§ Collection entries
/---

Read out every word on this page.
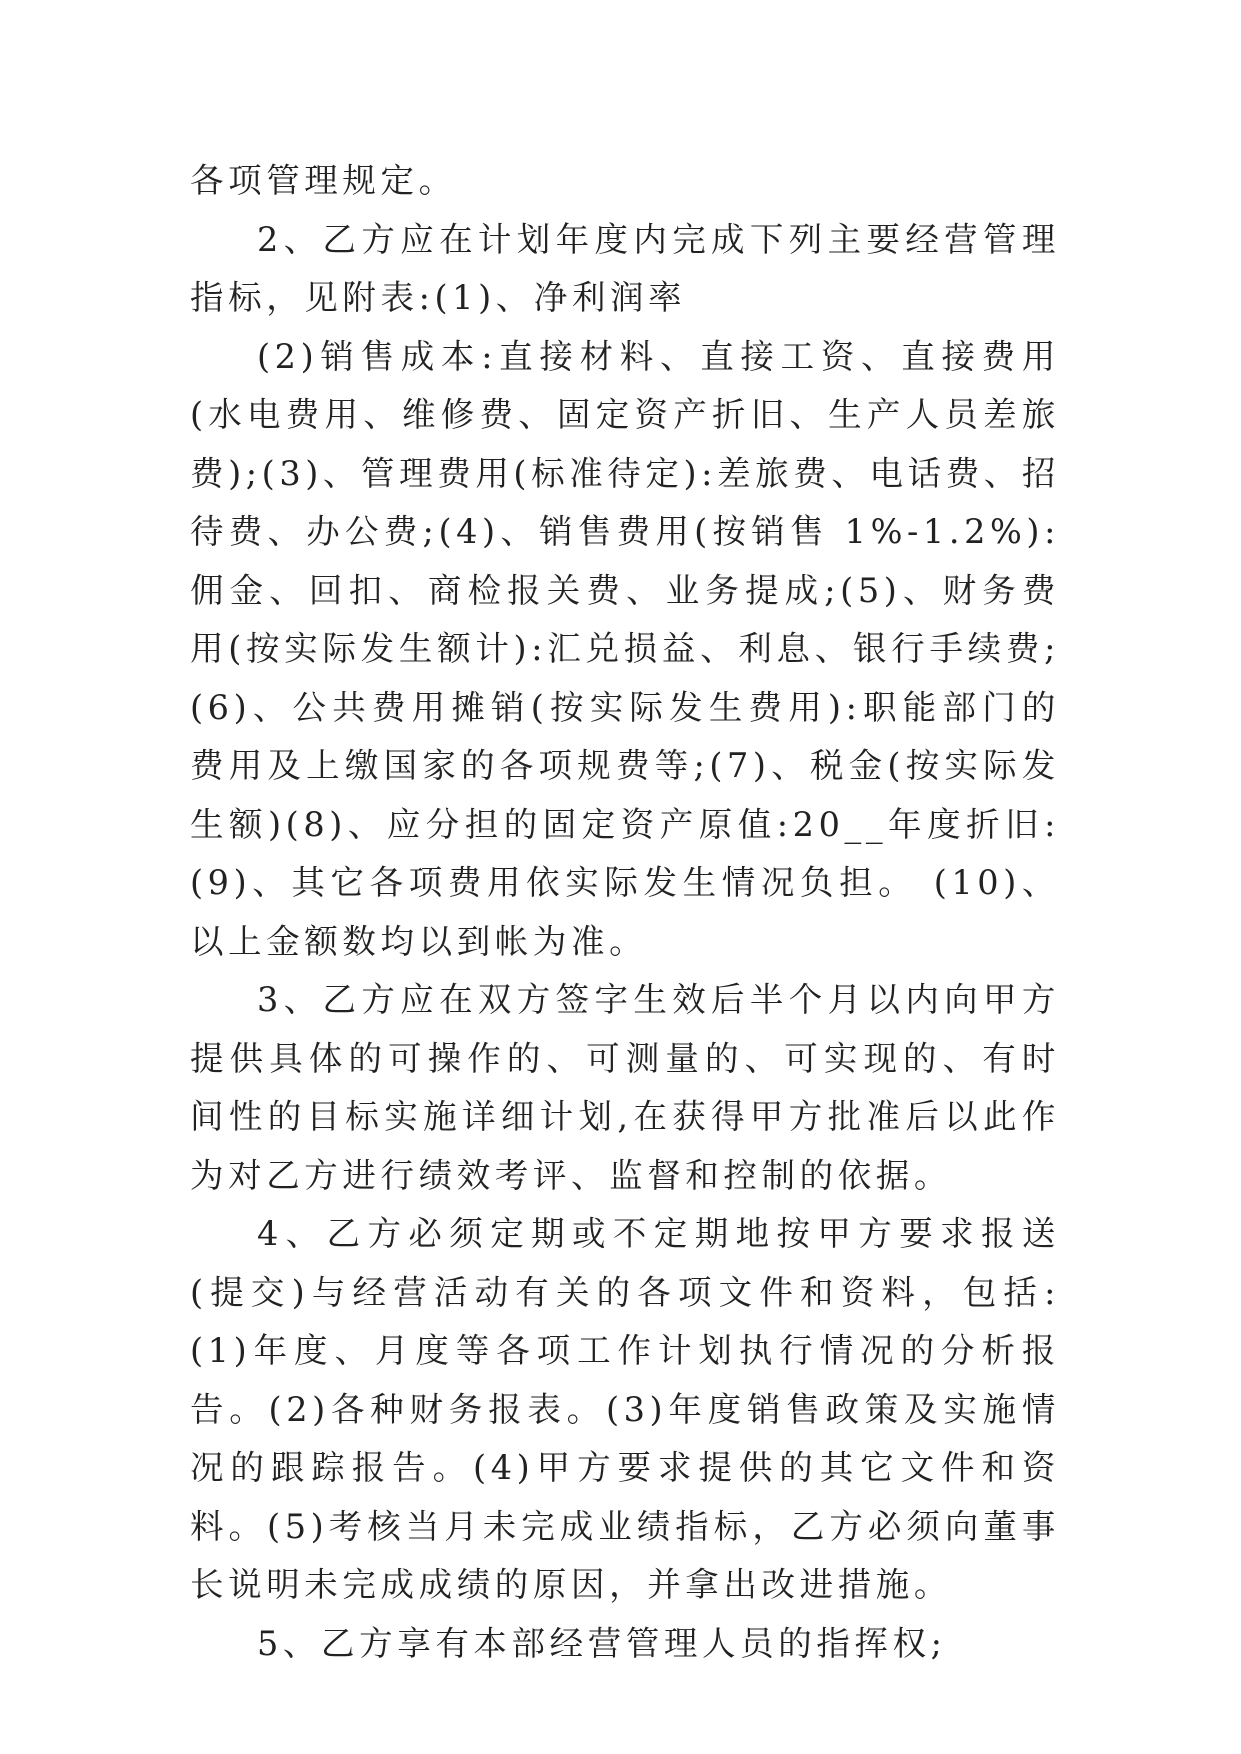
各项管理规定。

2、乙方应在计划年度内完成下列主要经营管理指标，见附表:(1)、净利润率

(2)销售成本:直接材料、直接工资、直接费用(水电费用、维修费、固定资产折旧、生产人员差旅费);(3)、管理费用(标准待定):差旅费、电话费、招待费、办公费;(4)、销售费用(按销售 1%-1.2%):佣金、回扣、商检报关费、业务提成;(5)、财务费用(按实际发生额计):汇兑损益、利息、银行手续费;(6)、公共费用摊销(按实际发生费用):职能部门的费用及上缴国家的各项规费等;(7)、税金(按实际发生额)(8)、应分担的固定资产原值:20__年度折旧:(9)、其它各项费用依实际发生情况负担。 (10)、以上金额数均以到帐为准。

3、乙方应在双方签字生效后半个月以内向甲方提供具体的可操作的、可测量的、可实现的、有时间性的目标实施详细计划,在获得甲方批准后以此作为对乙方进行绩效考评、监督和控制的依据。

4、乙方必须定期或不定期地按甲方要求报送(提交)与经营活动有关的各项文件和资料，包括:(1)年度、月度等各项工作计划执行情况的分析报告。(2)各种财务报表。(3)年度销售政策及实施情况的跟踪报告。(4)甲方要求提供的其它文件和资料。(5)考核当月未完成业绩指标，乙方必须向董事长说明未完成成绩的原因，并拿出改进措施。

5、乙方享有本部经营管理人员的指挥权;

\---

In your copy of the records, include no pictures; repeat everything else exactly.

§ Completed task
Read out every word on this page.
各项管理规定。

2、乙方应在计划年度内完成下列主要经营管理指标，见附表:(1)、净利润率

(2)销售成本:直接材料、直接工资、直接费用(水电费用、维修费、固定资产折旧、生产人员差旅费);(3)、管理费用(标准待定):差旅费、电话费、招待费、办公费;(4)、销售费用(按销售 1%-1.2%):佣金、回扣、商检报关费、业务提成;(5)、财务费用(按实际发生额计):汇兑损益、利息、银行手续费;(6)、公共费用摊销(按实际发生费用):职能部门的费用及上缴国家的各项规费等;(7)、税金(按实际发生额)(8)、应分担的固定资产原值:20__年度折旧:(9)、其它各项费用依实际发生情况负担。 (10)、以上金额数均以到帐为准。

3、乙方应在双方签字生效后半个月以内向甲方提供具体的可操作的、可测量的、可实现的、有时间性的目标实施详细计划,在获得甲方批准后以此作为对乙方进行绩效考评、监督和控制的依据。

4、乙方必须定期或不定期地按甲方要求报送(提交)与经营活动有关的各项文件和资料，包括:(1)年度、月度等各项工作计划执行情况的分析报告。(2)各种财务报表。(3)年度销售政策及实施情况的跟踪报告。(4)甲方要求提供的其它文件和资料。(5)考核当月未完成业绩指标，乙方必须向董事长说明未完成成绩的原因，并拿出改进措施。

5、乙方享有本部经营管理人员的指挥权;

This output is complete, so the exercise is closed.